▶ **Material to process**:
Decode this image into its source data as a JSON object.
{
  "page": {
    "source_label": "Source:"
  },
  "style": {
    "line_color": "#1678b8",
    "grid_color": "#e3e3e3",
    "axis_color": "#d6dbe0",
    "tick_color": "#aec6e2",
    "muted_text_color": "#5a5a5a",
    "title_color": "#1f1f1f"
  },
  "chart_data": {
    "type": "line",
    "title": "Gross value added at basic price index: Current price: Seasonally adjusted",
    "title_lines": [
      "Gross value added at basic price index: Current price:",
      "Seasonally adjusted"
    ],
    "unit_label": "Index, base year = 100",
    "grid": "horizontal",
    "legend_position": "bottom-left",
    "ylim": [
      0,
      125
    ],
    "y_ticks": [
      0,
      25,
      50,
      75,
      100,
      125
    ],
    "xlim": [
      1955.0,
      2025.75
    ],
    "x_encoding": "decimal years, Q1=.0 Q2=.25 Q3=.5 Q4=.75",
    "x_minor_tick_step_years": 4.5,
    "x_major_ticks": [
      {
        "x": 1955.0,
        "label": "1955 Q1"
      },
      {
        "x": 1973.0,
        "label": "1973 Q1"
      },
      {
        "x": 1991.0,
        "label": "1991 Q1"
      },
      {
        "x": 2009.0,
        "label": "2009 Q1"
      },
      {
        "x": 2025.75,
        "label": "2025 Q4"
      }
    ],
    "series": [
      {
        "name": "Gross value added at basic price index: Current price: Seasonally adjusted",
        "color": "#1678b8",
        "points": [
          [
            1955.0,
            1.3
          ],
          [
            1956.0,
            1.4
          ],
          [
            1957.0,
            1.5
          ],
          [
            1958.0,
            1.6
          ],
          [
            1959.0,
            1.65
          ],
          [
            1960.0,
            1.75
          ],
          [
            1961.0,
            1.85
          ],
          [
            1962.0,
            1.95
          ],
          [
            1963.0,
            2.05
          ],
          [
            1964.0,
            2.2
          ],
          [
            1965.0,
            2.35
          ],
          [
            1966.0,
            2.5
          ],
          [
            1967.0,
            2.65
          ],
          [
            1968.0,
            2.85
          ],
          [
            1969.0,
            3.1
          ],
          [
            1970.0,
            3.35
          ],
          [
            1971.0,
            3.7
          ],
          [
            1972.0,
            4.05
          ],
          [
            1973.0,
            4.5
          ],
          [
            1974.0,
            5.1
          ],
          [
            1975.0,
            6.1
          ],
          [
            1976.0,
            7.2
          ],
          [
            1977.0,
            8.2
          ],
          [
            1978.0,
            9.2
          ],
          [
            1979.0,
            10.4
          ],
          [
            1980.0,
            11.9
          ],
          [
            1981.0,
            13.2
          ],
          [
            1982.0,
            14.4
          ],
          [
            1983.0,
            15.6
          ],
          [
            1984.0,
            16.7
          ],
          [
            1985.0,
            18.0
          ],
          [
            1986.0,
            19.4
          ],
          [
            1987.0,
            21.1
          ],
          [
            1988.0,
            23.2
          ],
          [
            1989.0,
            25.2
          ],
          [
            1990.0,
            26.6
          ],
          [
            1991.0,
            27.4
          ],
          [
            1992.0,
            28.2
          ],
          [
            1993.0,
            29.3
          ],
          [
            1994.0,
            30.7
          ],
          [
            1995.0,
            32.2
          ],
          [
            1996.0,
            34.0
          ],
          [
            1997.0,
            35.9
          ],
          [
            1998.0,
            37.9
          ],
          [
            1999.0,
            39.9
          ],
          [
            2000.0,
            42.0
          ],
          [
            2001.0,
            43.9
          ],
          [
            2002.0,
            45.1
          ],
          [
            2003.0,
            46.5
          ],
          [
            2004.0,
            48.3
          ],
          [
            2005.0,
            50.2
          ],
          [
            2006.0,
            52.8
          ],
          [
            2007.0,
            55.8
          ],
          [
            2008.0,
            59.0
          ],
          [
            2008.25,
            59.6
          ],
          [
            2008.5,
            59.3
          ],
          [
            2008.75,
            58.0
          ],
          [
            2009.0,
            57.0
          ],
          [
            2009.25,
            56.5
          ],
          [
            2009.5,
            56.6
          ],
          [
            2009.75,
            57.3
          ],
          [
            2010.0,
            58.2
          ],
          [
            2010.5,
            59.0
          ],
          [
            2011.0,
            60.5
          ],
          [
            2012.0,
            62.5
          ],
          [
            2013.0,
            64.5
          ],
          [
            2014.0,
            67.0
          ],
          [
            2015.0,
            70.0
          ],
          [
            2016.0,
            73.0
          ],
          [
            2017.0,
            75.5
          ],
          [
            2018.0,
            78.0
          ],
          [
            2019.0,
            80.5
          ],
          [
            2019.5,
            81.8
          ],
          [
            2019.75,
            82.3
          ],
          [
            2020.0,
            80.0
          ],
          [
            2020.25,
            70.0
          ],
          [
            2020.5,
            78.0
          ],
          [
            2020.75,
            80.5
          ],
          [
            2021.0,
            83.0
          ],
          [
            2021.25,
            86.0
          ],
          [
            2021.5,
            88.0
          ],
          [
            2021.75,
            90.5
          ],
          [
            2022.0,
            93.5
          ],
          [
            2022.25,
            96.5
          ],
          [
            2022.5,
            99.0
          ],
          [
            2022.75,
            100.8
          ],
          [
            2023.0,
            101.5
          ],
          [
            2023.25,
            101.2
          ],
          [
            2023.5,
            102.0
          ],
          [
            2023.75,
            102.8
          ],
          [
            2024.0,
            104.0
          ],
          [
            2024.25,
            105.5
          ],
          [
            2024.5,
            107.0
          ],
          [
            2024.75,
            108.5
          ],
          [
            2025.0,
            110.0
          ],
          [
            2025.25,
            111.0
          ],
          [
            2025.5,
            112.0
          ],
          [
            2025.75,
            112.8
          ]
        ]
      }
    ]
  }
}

▶ **Written problem**:
Count how many lines above include the word "value" and answer with that figure only.

▶ **Written solution**:
3